* _AIM OF THE TASK_: Start to finish, write out the entries exactly, leaving the pictures aside.

* _Dataset entries on figures_:
________
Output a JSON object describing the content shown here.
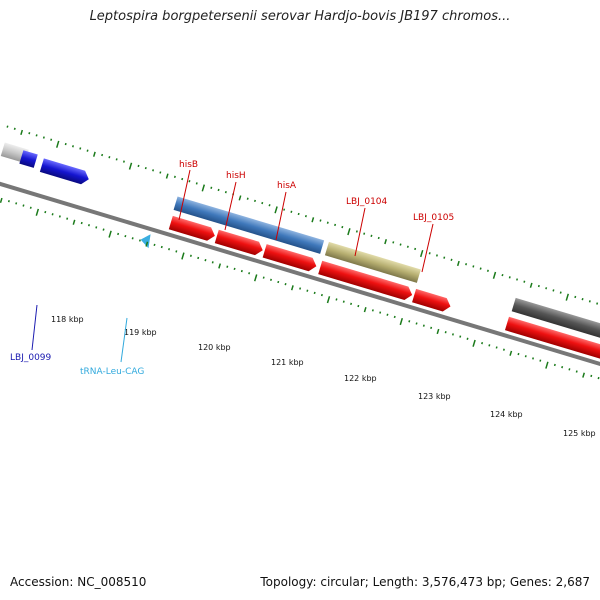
{
  "title": "Leptospira borgpetersenii serovar Hardjo-bovis JB197 chromos...",
  "footer": {
    "accession": "Accession: NC_008510",
    "summary": "Topology: circular; Length: 3,576,473 bp; Genes: 2,687"
  },
  "ticks": [
    "118 kbp",
    "119 kbp",
    "120 kbp",
    "121 kbp",
    "122 kbp",
    "123 kbp",
    "124 kbp",
    "125 kbp"
  ],
  "gene_labels": [
    "hisB",
    "hisH",
    "hisA",
    "LBJ_0104",
    "LBJ_0105"
  ],
  "bottom_labels": [
    "LBJ_0099",
    "tRNA-Leu-CAG"
  ],
  "colors": {
    "backbone": "#777777",
    "tick": "#1a7a1a",
    "cds": "#ee1111",
    "gene_blue": "#3370c0",
    "gene_khaki": "#b6ae70",
    "gene_dark": "#555555",
    "gene_navy": "#1515d0",
    "label_red": "#cc0000",
    "label_blue": "#1a1ab0",
    "label_cyan": "#33aadd"
  }
}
________
* _RESULT_:
Output a JSON object describing the content shown here.
{
  "title": "Leptospira borgpetersenii serovar Hardjo-bovis JB197 chromos...",
  "footer": {
    "accession": "Accession: NC_008510",
    "summary": "Topology: circular; Length: 3,576,473 bp; Genes: 2,687"
  },
  "ticks": [
    "118 kbp",
    "119 kbp",
    "120 kbp",
    "121 kbp",
    "122 kbp",
    "123 kbp",
    "124 kbp",
    "125 kbp"
  ],
  "gene_labels": [
    "hisB",
    "hisH",
    "hisA",
    "LBJ_0104",
    "LBJ_0105"
  ],
  "bottom_labels": [
    "LBJ_0099",
    "tRNA-Leu-CAG"
  ],
  "colors": {
    "backbone": "#777777",
    "tick": "#1a7a1a",
    "cds": "#ee1111",
    "gene_blue": "#3370c0",
    "gene_khaki": "#b6ae70",
    "gene_dark": "#555555",
    "gene_navy": "#1515d0",
    "label_red": "#cc0000",
    "label_blue": "#1a1ab0",
    "label_cyan": "#33aadd"
  }
}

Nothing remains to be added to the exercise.